:: Exercise directions ::
What is the number of lines that include the word "page"? Provide only that figure.
[START Data to process]
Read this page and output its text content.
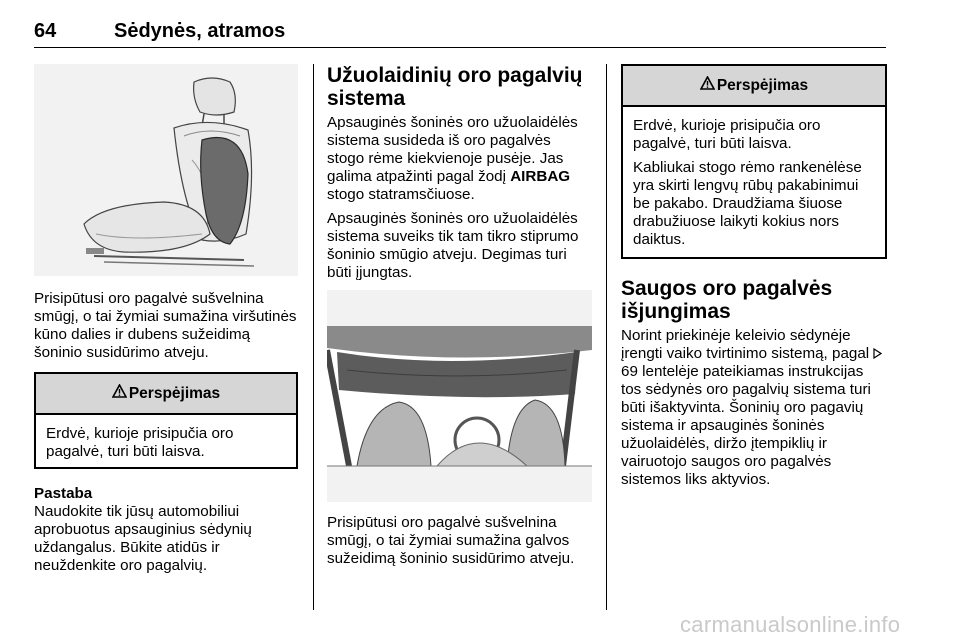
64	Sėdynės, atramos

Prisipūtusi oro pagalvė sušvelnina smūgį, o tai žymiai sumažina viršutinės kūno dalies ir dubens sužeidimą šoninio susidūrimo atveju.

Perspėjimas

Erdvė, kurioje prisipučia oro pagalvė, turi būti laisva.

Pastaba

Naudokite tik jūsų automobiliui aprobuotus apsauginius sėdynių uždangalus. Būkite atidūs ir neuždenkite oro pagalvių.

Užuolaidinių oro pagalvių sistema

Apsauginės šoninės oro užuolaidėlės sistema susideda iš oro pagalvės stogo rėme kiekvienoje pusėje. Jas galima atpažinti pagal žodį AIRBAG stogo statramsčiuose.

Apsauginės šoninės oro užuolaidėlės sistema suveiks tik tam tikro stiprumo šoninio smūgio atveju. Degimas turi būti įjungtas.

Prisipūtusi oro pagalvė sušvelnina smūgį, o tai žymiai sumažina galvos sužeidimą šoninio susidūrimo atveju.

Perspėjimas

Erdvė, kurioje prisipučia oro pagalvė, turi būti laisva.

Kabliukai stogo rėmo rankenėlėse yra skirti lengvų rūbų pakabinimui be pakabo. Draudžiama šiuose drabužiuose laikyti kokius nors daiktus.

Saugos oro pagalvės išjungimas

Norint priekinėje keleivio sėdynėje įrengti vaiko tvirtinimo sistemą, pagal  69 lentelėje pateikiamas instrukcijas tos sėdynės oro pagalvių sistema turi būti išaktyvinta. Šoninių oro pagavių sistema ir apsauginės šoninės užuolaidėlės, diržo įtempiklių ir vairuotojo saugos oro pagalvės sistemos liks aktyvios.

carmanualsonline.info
[END Data to process]
[START Data to process]
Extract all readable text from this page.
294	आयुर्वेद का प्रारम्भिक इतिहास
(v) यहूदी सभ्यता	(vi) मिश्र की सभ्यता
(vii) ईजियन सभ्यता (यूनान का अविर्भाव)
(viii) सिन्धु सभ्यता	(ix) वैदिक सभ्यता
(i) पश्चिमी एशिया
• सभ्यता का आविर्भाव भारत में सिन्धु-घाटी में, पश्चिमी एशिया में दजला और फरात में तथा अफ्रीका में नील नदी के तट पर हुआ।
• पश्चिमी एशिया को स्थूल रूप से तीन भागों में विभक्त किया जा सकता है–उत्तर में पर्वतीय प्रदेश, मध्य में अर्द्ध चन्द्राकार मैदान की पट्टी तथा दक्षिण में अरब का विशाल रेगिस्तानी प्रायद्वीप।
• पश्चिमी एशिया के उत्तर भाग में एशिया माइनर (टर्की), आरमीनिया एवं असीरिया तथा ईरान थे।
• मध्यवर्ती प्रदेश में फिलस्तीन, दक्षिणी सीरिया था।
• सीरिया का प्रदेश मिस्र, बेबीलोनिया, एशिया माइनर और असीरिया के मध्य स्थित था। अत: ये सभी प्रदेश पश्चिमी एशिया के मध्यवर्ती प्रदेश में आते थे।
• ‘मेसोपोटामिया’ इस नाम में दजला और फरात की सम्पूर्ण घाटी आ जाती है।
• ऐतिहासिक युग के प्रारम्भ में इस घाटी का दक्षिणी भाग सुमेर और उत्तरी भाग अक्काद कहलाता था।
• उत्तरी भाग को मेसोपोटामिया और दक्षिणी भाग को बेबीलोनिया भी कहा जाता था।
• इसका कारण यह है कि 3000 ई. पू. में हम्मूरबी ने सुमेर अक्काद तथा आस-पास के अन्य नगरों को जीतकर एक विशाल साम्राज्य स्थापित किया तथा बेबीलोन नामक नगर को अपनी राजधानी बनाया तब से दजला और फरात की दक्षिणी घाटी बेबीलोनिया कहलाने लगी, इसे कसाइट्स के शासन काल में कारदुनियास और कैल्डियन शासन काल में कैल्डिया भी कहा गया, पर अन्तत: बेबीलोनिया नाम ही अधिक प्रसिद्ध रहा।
[END Data to process]
[START Data to process]
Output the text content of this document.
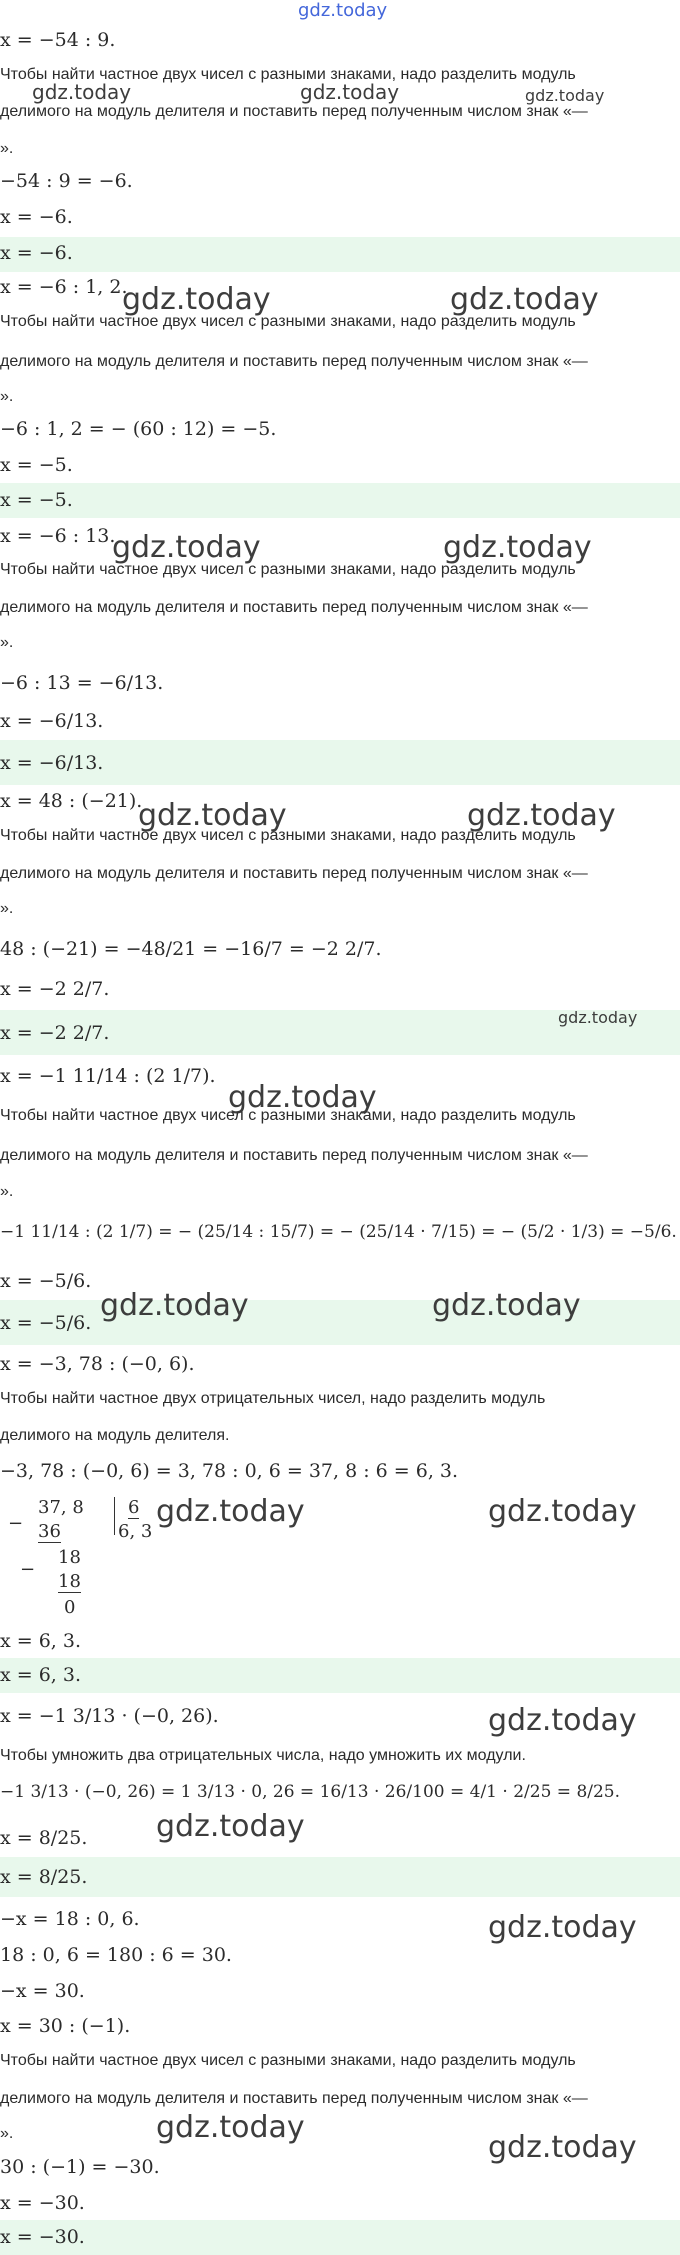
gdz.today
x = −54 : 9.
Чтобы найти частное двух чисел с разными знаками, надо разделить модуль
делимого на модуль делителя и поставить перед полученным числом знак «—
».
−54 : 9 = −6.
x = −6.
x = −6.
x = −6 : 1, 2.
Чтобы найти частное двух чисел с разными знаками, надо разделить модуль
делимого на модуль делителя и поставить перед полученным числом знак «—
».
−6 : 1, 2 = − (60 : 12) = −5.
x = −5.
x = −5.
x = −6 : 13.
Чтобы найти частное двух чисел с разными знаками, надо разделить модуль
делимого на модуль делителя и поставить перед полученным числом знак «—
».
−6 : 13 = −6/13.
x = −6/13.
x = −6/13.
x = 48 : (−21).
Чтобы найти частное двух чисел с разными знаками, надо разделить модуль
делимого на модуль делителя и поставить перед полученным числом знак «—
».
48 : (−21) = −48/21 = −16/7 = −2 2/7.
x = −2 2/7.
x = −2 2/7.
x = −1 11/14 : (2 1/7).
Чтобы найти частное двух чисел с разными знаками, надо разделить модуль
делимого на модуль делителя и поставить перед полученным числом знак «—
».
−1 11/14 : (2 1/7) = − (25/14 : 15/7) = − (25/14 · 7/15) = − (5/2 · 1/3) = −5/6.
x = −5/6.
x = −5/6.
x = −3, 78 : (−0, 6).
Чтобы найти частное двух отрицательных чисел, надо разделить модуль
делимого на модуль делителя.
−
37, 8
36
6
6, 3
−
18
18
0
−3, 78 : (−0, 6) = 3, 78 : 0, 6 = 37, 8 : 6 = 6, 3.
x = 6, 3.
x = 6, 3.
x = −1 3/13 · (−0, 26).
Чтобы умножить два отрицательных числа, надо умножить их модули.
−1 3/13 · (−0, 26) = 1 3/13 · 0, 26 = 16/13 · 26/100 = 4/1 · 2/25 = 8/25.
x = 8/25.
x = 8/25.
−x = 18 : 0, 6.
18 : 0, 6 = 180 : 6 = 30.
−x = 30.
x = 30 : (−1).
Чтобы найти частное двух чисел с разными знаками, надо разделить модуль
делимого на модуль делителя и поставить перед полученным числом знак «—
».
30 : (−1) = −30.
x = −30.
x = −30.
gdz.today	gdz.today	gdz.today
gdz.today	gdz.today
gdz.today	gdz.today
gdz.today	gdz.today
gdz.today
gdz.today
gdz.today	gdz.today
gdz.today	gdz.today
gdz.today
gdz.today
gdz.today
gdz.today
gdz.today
[END Data to process]
:: Finished answer ::
2